• Given data:
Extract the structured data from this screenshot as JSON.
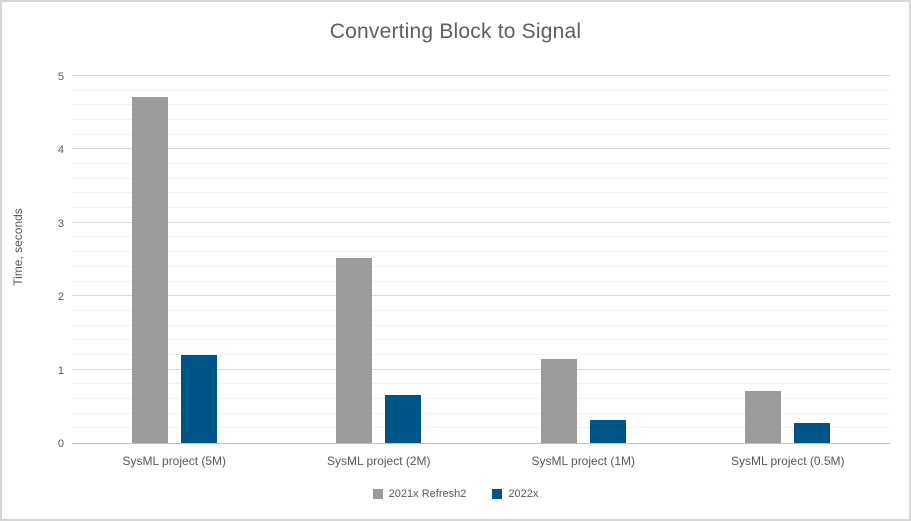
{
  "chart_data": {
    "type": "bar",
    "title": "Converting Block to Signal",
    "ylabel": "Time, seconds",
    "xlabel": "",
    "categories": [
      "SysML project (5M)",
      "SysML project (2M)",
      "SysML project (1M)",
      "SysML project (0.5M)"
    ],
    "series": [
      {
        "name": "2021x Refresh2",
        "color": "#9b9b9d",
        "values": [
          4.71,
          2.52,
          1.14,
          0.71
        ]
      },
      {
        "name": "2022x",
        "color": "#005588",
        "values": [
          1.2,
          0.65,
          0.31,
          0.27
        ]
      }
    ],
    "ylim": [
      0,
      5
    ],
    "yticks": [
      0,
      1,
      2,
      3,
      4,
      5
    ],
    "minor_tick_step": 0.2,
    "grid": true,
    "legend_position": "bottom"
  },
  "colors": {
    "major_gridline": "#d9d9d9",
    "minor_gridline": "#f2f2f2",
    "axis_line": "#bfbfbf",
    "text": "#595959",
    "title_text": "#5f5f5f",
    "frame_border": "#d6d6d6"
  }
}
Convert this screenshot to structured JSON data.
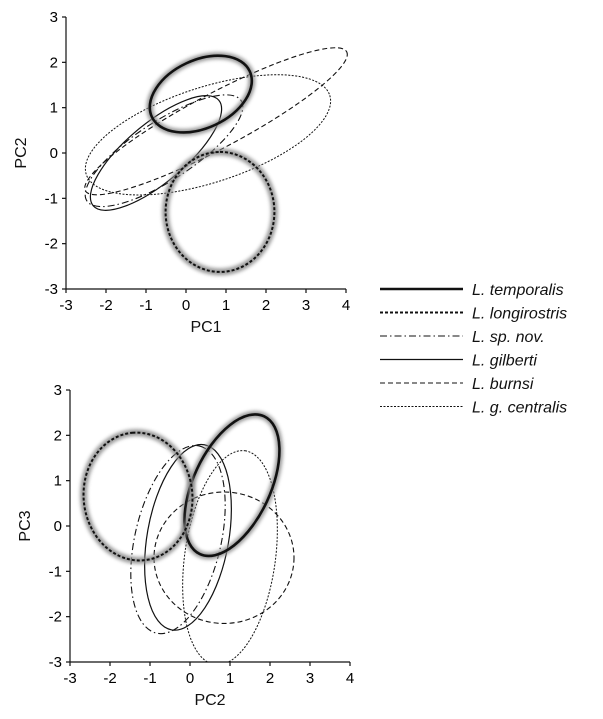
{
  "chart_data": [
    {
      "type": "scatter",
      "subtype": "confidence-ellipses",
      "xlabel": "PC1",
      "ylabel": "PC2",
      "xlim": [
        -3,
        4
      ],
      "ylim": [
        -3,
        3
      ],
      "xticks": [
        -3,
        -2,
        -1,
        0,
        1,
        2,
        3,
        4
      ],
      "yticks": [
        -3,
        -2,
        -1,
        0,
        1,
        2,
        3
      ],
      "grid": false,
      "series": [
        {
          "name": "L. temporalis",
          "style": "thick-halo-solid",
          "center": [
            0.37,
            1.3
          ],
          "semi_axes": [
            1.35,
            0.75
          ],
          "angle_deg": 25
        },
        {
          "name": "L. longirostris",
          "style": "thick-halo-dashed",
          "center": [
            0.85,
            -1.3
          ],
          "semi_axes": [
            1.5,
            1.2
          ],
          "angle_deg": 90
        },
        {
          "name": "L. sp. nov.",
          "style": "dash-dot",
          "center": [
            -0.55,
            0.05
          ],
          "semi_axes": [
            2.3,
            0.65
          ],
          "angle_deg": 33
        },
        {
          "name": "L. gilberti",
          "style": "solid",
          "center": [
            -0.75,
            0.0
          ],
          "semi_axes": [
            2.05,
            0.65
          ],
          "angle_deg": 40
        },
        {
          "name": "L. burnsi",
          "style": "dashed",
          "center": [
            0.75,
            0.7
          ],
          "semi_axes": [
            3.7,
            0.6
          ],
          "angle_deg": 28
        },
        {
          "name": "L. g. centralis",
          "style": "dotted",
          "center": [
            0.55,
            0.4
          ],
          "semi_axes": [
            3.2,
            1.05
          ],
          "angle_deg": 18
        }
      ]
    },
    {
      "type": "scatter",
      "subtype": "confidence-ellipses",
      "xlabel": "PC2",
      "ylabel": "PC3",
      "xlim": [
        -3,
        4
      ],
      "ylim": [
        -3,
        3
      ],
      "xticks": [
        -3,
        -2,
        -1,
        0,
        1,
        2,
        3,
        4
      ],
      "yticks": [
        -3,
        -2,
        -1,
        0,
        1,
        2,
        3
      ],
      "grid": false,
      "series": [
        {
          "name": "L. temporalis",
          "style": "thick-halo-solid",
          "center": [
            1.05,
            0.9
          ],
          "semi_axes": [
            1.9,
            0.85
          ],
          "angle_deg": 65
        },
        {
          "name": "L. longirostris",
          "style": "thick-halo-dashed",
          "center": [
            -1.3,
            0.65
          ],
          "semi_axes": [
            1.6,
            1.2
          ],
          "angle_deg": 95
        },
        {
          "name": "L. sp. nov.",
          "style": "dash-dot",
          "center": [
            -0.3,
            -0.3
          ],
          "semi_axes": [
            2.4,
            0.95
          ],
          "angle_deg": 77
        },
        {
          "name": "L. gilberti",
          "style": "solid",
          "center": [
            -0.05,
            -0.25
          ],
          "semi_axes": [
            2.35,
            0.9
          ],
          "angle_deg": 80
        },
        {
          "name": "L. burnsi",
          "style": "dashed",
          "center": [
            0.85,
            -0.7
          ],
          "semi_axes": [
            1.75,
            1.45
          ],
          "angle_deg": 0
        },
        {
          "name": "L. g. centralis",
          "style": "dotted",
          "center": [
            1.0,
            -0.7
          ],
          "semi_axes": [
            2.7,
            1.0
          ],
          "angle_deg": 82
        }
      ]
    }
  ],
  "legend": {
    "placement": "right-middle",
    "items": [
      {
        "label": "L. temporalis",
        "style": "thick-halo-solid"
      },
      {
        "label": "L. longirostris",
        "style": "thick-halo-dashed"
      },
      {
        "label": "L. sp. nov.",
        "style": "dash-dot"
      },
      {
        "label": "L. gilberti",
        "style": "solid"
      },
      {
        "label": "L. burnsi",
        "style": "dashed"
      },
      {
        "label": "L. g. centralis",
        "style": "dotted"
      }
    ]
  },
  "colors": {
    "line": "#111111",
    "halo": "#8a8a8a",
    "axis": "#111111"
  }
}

• Written request: Give only the number of lines in the material above where the string "SysML" appears.

• Exercise answer: 4